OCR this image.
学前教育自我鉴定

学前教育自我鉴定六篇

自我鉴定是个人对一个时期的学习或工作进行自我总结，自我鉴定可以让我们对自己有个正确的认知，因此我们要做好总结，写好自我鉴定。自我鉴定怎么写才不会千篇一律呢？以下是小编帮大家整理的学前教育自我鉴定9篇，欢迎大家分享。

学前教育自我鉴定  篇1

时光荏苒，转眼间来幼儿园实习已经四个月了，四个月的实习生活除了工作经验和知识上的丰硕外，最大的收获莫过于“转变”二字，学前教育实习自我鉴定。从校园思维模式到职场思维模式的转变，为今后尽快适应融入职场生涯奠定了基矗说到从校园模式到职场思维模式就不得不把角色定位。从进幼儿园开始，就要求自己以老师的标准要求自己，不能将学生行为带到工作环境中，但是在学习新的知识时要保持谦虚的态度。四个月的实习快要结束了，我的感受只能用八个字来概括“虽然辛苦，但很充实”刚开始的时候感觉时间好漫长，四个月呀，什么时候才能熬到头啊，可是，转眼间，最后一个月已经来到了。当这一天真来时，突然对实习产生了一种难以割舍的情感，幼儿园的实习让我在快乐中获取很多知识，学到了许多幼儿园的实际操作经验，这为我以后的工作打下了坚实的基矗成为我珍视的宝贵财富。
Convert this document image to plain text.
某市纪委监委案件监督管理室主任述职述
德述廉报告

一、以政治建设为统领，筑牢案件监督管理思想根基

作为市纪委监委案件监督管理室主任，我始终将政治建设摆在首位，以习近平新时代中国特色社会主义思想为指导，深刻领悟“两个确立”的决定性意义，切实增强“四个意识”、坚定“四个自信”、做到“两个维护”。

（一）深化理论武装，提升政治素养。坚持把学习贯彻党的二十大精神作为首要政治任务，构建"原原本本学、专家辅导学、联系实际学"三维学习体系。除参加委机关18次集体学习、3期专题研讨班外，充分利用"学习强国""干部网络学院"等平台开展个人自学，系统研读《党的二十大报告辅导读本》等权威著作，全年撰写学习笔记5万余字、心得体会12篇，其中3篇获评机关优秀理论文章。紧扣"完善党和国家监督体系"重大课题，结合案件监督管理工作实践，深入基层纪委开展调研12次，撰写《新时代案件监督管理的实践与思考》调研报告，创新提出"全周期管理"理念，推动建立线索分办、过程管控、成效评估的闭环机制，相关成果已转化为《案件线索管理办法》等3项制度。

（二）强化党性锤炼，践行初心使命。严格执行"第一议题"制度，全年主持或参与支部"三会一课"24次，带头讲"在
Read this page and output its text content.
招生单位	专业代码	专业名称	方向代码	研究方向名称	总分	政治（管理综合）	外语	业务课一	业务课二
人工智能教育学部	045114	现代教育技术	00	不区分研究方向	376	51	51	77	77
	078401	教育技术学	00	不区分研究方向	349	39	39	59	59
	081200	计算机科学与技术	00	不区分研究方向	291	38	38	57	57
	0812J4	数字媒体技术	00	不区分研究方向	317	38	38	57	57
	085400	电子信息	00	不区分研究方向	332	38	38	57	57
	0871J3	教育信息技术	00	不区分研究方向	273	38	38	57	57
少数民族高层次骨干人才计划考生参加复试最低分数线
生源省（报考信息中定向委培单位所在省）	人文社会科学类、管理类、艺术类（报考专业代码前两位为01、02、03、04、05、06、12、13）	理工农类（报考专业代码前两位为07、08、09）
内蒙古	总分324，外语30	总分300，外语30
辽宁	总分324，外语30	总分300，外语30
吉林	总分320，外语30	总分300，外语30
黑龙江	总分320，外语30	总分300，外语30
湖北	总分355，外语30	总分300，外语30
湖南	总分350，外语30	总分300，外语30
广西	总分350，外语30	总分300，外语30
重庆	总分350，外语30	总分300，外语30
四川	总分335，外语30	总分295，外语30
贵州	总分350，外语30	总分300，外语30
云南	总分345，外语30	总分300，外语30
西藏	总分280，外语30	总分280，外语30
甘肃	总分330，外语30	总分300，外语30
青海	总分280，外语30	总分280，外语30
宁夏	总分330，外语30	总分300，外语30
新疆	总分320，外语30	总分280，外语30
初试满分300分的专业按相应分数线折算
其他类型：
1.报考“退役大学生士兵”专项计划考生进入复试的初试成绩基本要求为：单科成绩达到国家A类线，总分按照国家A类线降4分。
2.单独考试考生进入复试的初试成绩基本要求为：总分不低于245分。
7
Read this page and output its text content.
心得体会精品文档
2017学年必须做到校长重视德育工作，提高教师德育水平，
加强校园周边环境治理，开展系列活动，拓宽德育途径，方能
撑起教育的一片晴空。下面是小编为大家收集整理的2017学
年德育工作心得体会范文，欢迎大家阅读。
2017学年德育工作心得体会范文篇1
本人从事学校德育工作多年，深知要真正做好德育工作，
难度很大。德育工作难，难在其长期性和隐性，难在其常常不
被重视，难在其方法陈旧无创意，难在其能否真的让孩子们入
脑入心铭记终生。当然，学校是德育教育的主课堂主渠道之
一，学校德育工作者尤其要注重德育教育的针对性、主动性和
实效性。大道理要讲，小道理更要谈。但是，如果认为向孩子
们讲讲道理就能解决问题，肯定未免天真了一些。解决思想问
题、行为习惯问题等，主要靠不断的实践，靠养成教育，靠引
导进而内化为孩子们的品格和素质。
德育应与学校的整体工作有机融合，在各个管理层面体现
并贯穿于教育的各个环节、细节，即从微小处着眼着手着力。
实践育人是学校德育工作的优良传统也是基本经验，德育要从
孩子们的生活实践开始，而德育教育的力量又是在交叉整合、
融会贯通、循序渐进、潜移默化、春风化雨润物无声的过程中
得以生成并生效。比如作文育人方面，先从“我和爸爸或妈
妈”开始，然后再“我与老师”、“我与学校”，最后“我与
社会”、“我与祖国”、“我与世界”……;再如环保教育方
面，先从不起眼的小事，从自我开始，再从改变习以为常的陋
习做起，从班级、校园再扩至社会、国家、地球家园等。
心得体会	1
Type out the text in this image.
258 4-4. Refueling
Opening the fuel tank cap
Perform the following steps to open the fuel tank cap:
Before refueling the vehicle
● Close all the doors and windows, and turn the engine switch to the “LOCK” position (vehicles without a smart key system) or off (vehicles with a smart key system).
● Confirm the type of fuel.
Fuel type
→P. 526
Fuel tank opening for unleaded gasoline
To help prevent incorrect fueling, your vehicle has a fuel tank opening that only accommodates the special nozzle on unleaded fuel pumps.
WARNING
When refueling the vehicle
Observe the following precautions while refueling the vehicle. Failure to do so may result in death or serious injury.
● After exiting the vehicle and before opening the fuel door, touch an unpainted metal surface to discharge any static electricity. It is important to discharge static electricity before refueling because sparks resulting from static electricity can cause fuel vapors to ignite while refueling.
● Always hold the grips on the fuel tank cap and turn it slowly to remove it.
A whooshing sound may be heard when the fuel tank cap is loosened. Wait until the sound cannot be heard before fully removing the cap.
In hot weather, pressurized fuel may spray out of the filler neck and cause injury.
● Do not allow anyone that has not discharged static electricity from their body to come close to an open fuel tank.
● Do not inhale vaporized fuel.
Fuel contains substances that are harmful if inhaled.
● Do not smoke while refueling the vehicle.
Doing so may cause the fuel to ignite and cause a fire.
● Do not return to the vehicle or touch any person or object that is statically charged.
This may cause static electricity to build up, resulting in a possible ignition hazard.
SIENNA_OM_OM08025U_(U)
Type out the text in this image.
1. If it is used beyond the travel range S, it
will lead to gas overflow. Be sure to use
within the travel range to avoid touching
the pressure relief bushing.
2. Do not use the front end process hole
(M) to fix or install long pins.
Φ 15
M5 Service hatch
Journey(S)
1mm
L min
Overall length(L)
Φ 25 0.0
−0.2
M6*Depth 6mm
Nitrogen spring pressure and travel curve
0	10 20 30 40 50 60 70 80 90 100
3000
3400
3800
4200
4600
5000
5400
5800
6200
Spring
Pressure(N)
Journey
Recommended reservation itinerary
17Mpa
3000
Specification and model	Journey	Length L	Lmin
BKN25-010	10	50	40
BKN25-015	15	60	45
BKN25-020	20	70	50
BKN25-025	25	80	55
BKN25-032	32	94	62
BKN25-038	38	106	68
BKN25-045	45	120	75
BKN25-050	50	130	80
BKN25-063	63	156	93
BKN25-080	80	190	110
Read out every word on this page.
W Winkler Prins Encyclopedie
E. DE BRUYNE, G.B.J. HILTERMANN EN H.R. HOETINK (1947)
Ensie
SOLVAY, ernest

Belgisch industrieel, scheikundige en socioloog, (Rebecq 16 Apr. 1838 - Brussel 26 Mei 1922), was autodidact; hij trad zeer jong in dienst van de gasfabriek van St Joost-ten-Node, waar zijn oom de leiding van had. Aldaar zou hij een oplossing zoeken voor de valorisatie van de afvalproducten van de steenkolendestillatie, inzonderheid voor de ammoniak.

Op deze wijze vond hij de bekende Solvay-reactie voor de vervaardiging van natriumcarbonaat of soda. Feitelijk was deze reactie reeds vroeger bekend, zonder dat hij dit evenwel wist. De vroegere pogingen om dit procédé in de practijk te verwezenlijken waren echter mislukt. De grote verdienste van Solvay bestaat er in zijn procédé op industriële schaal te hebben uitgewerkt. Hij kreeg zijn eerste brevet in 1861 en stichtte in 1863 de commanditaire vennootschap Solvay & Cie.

- [What you should do]:
Count how many lines in the data contain the word "following", giving the number without comment.

- [Finished answer]:
2